[Begin Raw records]

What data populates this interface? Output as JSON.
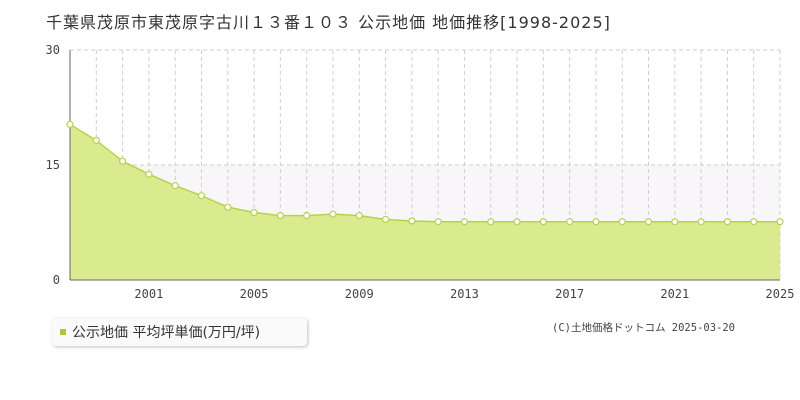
{
  "title": "千葉県茂原市東茂原字古川１３番１０３ 公示地価 地価推移[1998-2025]",
  "legend": {
    "label": "公示地価 平均坪単価(万円/坪)"
  },
  "credit": "(C)土地価格ドットコム 2025-03-20",
  "colors": {
    "fill": "#d9eb8e",
    "line": "#b5d34a",
    "marker_fill": "#ffffff",
    "marker_stroke": "#b5d34a",
    "legend_swatch": "#a6c93a"
  },
  "chart_data": {
    "type": "area",
    "title": "",
    "xlabel": "",
    "ylabel": "",
    "x": [
      1998,
      1999,
      2000,
      2001,
      2002,
      2003,
      2004,
      2005,
      2006,
      2007,
      2008,
      2009,
      2010,
      2011,
      2012,
      2013,
      2014,
      2015,
      2016,
      2017,
      2018,
      2019,
      2020,
      2021,
      2022,
      2023,
      2024,
      2025
    ],
    "series": [
      {
        "name": "公示地価 平均坪単価(万円/坪)",
        "values": [
          20.3,
          18.2,
          15.5,
          13.8,
          12.3,
          11.0,
          9.5,
          8.8,
          8.4,
          8.4,
          8.6,
          8.4,
          7.9,
          7.7,
          7.6,
          7.6,
          7.6,
          7.6,
          7.6,
          7.6,
          7.6,
          7.6,
          7.6,
          7.6,
          7.6,
          7.6,
          7.6,
          7.6
        ]
      }
    ],
    "xlim": [
      1998,
      2025
    ],
    "ylim": [
      0,
      30
    ],
    "y_ticks": [
      "0",
      "15",
      "30"
    ],
    "x_ticks": [
      "2001",
      "2005",
      "2009",
      "2013",
      "2017",
      "2021",
      "2025"
    ],
    "grid": true,
    "legend_position": "bottom-left"
  }
}
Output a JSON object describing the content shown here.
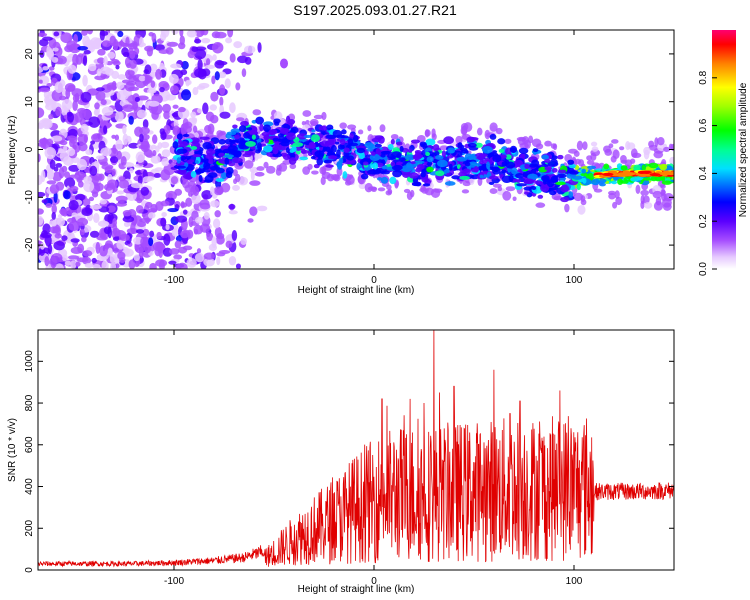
{
  "title": "S197.2025.093.01.27.R21",
  "chart_data": [
    {
      "type": "heatmap",
      "title": "S197.2025.093.01.27.R21",
      "xlabel": "Height of straight line (km)",
      "ylabel": "Frequency (Hz)",
      "xlim": [
        -168,
        150
      ],
      "ylim": [
        -25,
        25
      ],
      "xticks": [
        -100,
        0,
        100
      ],
      "yticks": [
        -20,
        -10,
        0,
        10,
        20
      ],
      "colorbar": {
        "label": "Normalized spectral amplitude",
        "range": [
          0,
          1
        ],
        "ticks": [
          0.0,
          0.2,
          0.4,
          0.6,
          0.8
        ],
        "colormap": [
          "#ffffff",
          "#d9b8ff",
          "#9b3cff",
          "#5500ff",
          "#0000ff",
          "#00bfff",
          "#00ffc8",
          "#00ff00",
          "#b0ff00",
          "#ffff00",
          "#ff8000",
          "#ff0000",
          "#ff0060"
        ]
      },
      "ridge": [
        {
          "x": -95,
          "f": -1
        },
        {
          "x": -80,
          "f": -3
        },
        {
          "x": -60,
          "f": 3
        },
        {
          "x": -40,
          "f": 1
        },
        {
          "x": -20,
          "f": 0
        },
        {
          "x": 0,
          "f": -2
        },
        {
          "x": 20,
          "f": -3
        },
        {
          "x": 40,
          "f": -2
        },
        {
          "x": 60,
          "f": -2
        },
        {
          "x": 80,
          "f": -5
        },
        {
          "x": 100,
          "f": -6
        },
        {
          "x": 120,
          "f": -5
        },
        {
          "x": 150,
          "f": -5
        }
      ]
    },
    {
      "type": "line",
      "xlabel": "Height of straight line (km)",
      "ylabel": "SNR (10 * v/v)",
      "xlim": [
        -168,
        150
      ],
      "ylim": [
        0,
        1150
      ],
      "xticks": [
        -100,
        0,
        100
      ],
      "yticks": [
        0,
        200,
        400,
        600,
        800,
        1000
      ],
      "color": "#e00000",
      "envelope": [
        {
          "x": -168,
          "y": 30
        },
        {
          "x": -120,
          "y": 30
        },
        {
          "x": -100,
          "y": 35
        },
        {
          "x": -80,
          "y": 45
        },
        {
          "x": -65,
          "y": 60
        },
        {
          "x": -55,
          "y": 90
        },
        {
          "x": -45,
          "y": 170
        },
        {
          "x": -35,
          "y": 230
        },
        {
          "x": -25,
          "y": 260
        },
        {
          "x": -10,
          "y": 310
        },
        {
          "x": 0,
          "y": 330
        },
        {
          "x": 15,
          "y": 350
        },
        {
          "x": 30,
          "y": 350
        },
        {
          "x": 50,
          "y": 360
        },
        {
          "x": 70,
          "y": 370
        },
        {
          "x": 90,
          "y": 370
        },
        {
          "x": 110,
          "y": 380
        },
        {
          "x": 130,
          "y": 380
        },
        {
          "x": 150,
          "y": 385
        }
      ],
      "peaks": [
        {
          "x": 4,
          "y": 820
        },
        {
          "x": 18,
          "y": 820
        },
        {
          "x": 25,
          "y": 800
        },
        {
          "x": 30,
          "y": 1150
        },
        {
          "x": 40,
          "y": 880
        },
        {
          "x": 60,
          "y": 960
        },
        {
          "x": 68,
          "y": 750
        },
        {
          "x": 73,
          "y": 810
        },
        {
          "x": 93,
          "y": 860
        }
      ]
    }
  ]
}
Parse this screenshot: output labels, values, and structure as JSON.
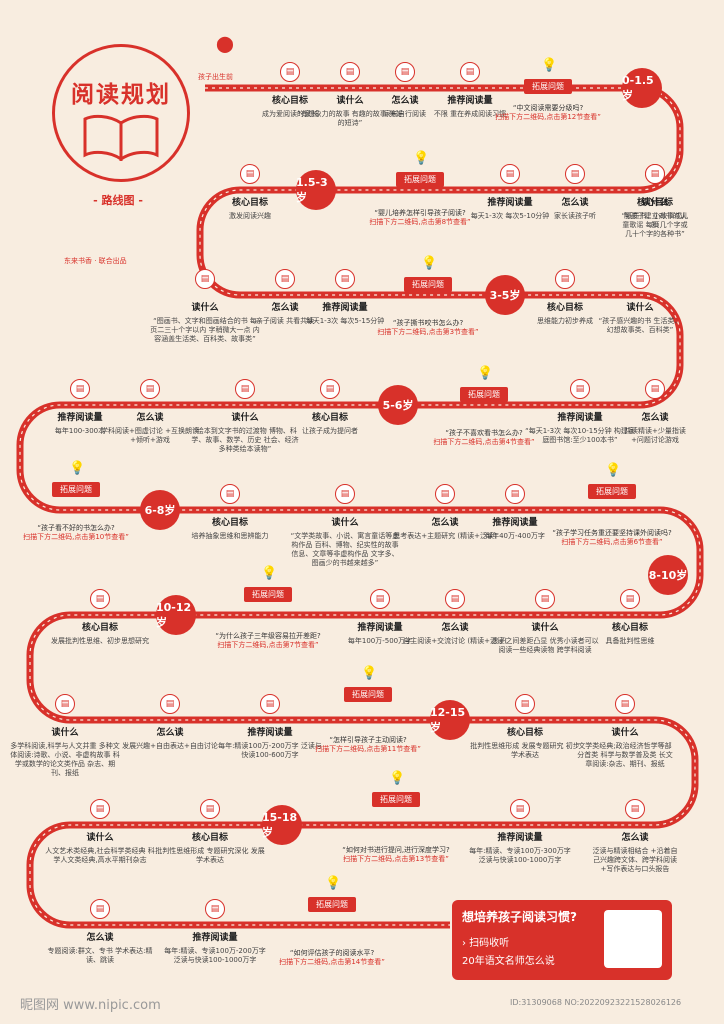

[End Raw records]

§ **What needs to be done**
The records above need to be given again exactly. Omit the pictures.

§ **Response to this task**
What data populates this interface? Output as JSON.
{
  "title": "千葉県茂原市東茂原字古川１３番１０３ 公示地価 地価推移[1998-2025]",
  "legend": {
    "label": "公示地価 平均坪単価(万円/坪)"
  },
  "credit": "(C)土地価格ドットコム 2025-03-20",
  "colors": {
    "fill": "#d9eb8e",
    "line": "#b5d34a",
    "marker_fill": "#ffffff",
    "marker_stroke": "#b5d34a",
    "legend_swatch": "#a6c93a"
  },
  "chart_data": {
    "type": "area",
    "title": "",
    "xlabel": "",
    "ylabel": "",
    "x": [
      1998,
      1999,
      2000,
      2001,
      2002,
      2003,
      2004,
      2005,
      2006,
      2007,
      2008,
      2009,
      2010,
      2011,
      2012,
      2013,
      2014,
      2015,
      2016,
      2017,
      2018,
      2019,
      2020,
      2021,
      2022,
      2023,
      2024,
      2025
    ],
    "series": [
      {
        "name": "公示地価 平均坪単価(万円/坪)",
        "values": [
          20.3,
          18.2,
          15.5,
          13.8,
          12.3,
          11.0,
          9.5,
          8.8,
          8.4,
          8.4,
          8.6,
          8.4,
          7.9,
          7.7,
          7.6,
          7.6,
          7.6,
          7.6,
          7.6,
          7.6,
          7.6,
          7.6,
          7.6,
          7.6,
          7.6,
          7.6,
          7.6,
          7.6
        ]
      }
    ],
    "xlim": [
      1998,
      2025
    ],
    "ylim": [
      0,
      30
    ],
    "y_ticks": [
      "0",
      "15",
      "30"
    ],
    "x_ticks": [
      "2001",
      "2005",
      "2009",
      "2013",
      "2017",
      "2021",
      "2025"
    ],
    "grid": true,
    "legend_position": "bottom-left"
  }
}
Output a JSON object describing the content shown here.
{
  "title": "S197.2025.093.01.27.R21",
  "chart_data": [
    {
      "type": "heatmap",
      "title": "S197.2025.093.01.27.R21",
      "xlabel": "Height of straight line (km)",
      "ylabel": "Frequency (Hz)",
      "xlim": [
        -168,
        150
      ],
      "ylim": [
        -25,
        25
      ],
      "xticks": [
        -100,
        0,
        100
      ],
      "yticks": [
        -20,
        -10,
        0,
        10,
        20
      ],
      "colorbar": {
        "label": "Normalized spectral amplitude",
        "range": [
          0,
          1
        ],
        "ticks": [
          0.0,
          0.2,
          0.4,
          0.6,
          0.8
        ],
        "colormap": [
          "#ffffff",
          "#d9b8ff",
          "#9b3cff",
          "#5500ff",
          "#0000ff",
          "#00bfff",
          "#00ffc8",
          "#00ff00",
          "#b0ff00",
          "#ffff00",
          "#ff8000",
          "#ff0000",
          "#ff0060"
        ]
      },
      "ridge": [
        {
          "x": -95,
          "f": -1
        },
        {
          "x": -80,
          "f": -3
        },
        {
          "x": -60,
          "f": 3
        },
        {
          "x": -40,
          "f": 1
        },
        {
          "x": -20,
          "f": 0
        },
        {
          "x": 0,
          "f": -2
        },
        {
          "x": 20,
          "f": -3
        },
        {
          "x": 40,
          "f": -2
        },
        {
          "x": 60,
          "f": -2
        },
        {
          "x": 80,
          "f": -5
        },
        {
          "x": 100,
          "f": -6
        },
        {
          "x": 120,
          "f": -5
        },
        {
          "x": 150,
          "f": -5
        }
      ]
    },
    {
      "type": "line",
      "xlabel": "Height of straight line (km)",
      "ylabel": "SNR (10 * v/v)",
      "xlim": [
        -168,
        150
      ],
      "ylim": [
        0,
        1150
      ],
      "xticks": [
        -100,
        0,
        100
      ],
      "yticks": [
        0,
        200,
        400,
        600,
        800,
        1000
      ],
      "color": "#e00000",
      "envelope": [
        {
          "x": -168,
          "y": 30
        },
        {
          "x": -120,
          "y": 30
        },
        {
          "x": -100,
          "y": 35
        },
        {
          "x": -80,
          "y": 45
        },
        {
          "x": -65,
          "y": 60
        },
        {
          "x": -55,
          "y": 90
        },
        {
          "x": -45,
          "y": 170
        },
        {
          "x": -35,
          "y": 230
        },
        {
          "x": -25,
          "y": 260
        },
        {
          "x": -10,
          "y": 310
        },
        {
          "x": 0,
          "y": 330
        },
        {
          "x": 15,
          "y": 350
        },
        {
          "x": 30,
          "y": 350
        },
        {
          "x": 50,
          "y": 360
        },
        {
          "x": 70,
          "y": 370
        },
        {
          "x": 90,
          "y": 370
        },
        {
          "x": 110,
          "y": 380
        },
        {
          "x": 130,
          "y": 380
        },
        {
          "x": 150,
          "y": 385
        }
      ],
      "peaks": [
        {
          "x": 4,
          "y": 820
        },
        {
          "x": 18,
          "y": 820
        },
        {
          "x": 25,
          "y": 800
        },
        {
          "x": 30,
          "y": 1150
        },
        {
          "x": 40,
          "y": 880
        },
        {
          "x": 60,
          "y": 960
        },
        {
          "x": 68,
          "y": 750
        },
        {
          "x": 73,
          "y": 810
        },
        {
          "x": 93,
          "y": 860
        }
      ]
    }
  ]
}
Parse this screenshot: output labels, values, and structure as JSON.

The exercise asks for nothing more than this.